_Requirement_. What follows are records. Restate all of them word for word.

_Data supplied_.
►

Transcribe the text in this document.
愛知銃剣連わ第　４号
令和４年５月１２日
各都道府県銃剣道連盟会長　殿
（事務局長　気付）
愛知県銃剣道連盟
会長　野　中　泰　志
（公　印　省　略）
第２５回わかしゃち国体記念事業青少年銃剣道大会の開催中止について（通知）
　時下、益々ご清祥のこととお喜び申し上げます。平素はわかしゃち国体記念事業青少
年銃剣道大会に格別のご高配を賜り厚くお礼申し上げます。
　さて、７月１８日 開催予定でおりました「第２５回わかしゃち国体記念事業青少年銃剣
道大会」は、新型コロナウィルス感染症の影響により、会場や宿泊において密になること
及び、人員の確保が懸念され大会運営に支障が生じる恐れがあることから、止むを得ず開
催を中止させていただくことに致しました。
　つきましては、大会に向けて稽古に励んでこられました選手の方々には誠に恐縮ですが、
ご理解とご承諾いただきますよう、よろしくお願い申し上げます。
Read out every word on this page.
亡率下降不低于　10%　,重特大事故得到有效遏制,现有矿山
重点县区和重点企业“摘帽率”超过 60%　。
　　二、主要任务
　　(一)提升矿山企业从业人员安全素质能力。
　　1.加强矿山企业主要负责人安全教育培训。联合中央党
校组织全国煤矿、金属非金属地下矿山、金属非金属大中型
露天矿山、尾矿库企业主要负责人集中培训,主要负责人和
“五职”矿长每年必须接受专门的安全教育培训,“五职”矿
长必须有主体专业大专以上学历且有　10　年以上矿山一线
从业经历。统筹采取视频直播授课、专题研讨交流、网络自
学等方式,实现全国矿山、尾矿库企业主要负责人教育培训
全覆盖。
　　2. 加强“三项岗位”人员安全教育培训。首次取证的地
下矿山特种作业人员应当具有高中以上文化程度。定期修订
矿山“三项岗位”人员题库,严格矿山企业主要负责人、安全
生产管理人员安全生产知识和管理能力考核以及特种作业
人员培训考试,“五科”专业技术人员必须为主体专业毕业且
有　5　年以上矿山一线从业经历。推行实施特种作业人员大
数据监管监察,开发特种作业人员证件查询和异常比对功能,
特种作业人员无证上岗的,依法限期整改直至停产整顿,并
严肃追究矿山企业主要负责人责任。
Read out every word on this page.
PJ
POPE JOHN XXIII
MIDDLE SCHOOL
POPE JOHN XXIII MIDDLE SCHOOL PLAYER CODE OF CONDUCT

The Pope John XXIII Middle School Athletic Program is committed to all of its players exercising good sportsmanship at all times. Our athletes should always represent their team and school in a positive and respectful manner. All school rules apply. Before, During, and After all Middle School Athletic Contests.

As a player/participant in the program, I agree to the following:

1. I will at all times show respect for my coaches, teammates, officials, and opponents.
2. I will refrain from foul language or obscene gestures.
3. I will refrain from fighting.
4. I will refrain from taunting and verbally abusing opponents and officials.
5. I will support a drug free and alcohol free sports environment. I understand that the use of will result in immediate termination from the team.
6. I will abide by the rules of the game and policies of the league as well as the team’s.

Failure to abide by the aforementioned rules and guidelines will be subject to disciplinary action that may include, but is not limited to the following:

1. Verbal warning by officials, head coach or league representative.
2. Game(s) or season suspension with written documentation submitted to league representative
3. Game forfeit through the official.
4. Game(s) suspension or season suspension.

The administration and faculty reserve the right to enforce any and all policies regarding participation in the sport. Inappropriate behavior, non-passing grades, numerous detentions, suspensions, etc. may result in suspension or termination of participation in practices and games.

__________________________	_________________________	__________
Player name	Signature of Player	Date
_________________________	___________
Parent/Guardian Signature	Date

◄

_Exercise answer_.
Transcribe the text in this document.
愛知銃剣連わ第　４号
令和４年５月１２日
各都道府県銃剣道連盟会長　殿
（事務局長　気付）
愛知県銃剣道連盟
会長　野　中　泰　志
（公　印　省　略）
第２５回わかしゃち国体記念事業青少年銃剣道大会の開催中止について（通知）
　時下、益々ご清祥のこととお喜び申し上げます。平素はわかしゃち国体記念事業青少
年銃剣道大会に格別のご高配を賜り厚くお礼申し上げます。
　さて、７月１８日 開催予定でおりました「第２５回わかしゃち国体記念事業青少年銃剣
道大会」は、新型コロナウィルス感染症の影響により、会場や宿泊において密になること
及び、人員の確保が懸念され大会運営に支障が生じる恐れがあることから、止むを得ず開
催を中止させていただくことに致しました。
　つきましては、大会に向けて稽古に励んでこられました選手の方々には誠に恐縮ですが、
ご理解とご承諾いただきますよう、よろしくお願い申し上げます。
Read out every word on this page.
亡率下降不低于　10%　,重特大事故得到有效遏制,现有矿山
重点县区和重点企业“摘帽率”超过 60%　。
　　二、主要任务
　　(一)提升矿山企业从业人员安全素质能力。
　　1.加强矿山企业主要负责人安全教育培训。联合中央党
校组织全国煤矿、金属非金属地下矿山、金属非金属大中型
露天矿山、尾矿库企业主要负责人集中培训,主要负责人和
“五职”矿长每年必须接受专门的安全教育培训,“五职”矿
长必须有主体专业大专以上学历且有　10　年以上矿山一线
从业经历。统筹采取视频直播授课、专题研讨交流、网络自
学等方式,实现全国矿山、尾矿库企业主要负责人教育培训
全覆盖。
　　2. 加强“三项岗位”人员安全教育培训。首次取证的地
下矿山特种作业人员应当具有高中以上文化程度。定期修订
矿山“三项岗位”人员题库,严格矿山企业主要负责人、安全
生产管理人员安全生产知识和管理能力考核以及特种作业
人员培训考试,“五科”专业技术人员必须为主体专业毕业且
有　5　年以上矿山一线从业经历。推行实施特种作业人员大
数据监管监察,开发特种作业人员证件查询和异常比对功能,
特种作业人员无证上岗的,依法限期整改直至停产整顿,并
严肃追究矿山企业主要负责人责任。
Read out every word on this page.
PJ
POPE JOHN XXIII
MIDDLE SCHOOL
POPE JOHN XXIII MIDDLE SCHOOL PLAYER CODE OF CONDUCT

The Pope John XXIII Middle School Athletic Program is committed to all of its players exercising good sportsmanship at all times. Our athletes should always represent their team and school in a positive and respectful manner. All school rules apply. Before, During, and After all Middle School Athletic Contests.

As a player/participant in the program, I agree to the following:

1. I will at all times show respect for my coaches, teammates, officials, and opponents.
2. I will refrain from foul language or obscene gestures.
3. I will refrain from fighting.
4. I will refrain from taunting and verbally abusing opponents and officials.
5. I will support a drug free and alcohol free sports environment. I understand that the use of will result in immediate termination from the team.
6. I will abide by the rules of the game and policies of the league as well as the team’s.

Failure to abide by the aforementioned rules and guidelines will be subject to disciplinary action that may include, but is not limited to the following:

1. Verbal warning by officials, head coach or league representative.
2. Game(s) or season suspension with written documentation submitted to league representative
3. Game forfeit through the official.
4. Game(s) suspension or season suspension.

The administration and faculty reserve the right to enforce any and all policies regarding participation in the sport. Inappropriate behavior, non-passing grades, numerous detentions, suspensions, etc. may result in suspension or termination of participation in practices and games.

__________________________	_________________________	__________
Player name	Signature of Player	Date
_________________________	___________
Parent/Guardian Signature	Date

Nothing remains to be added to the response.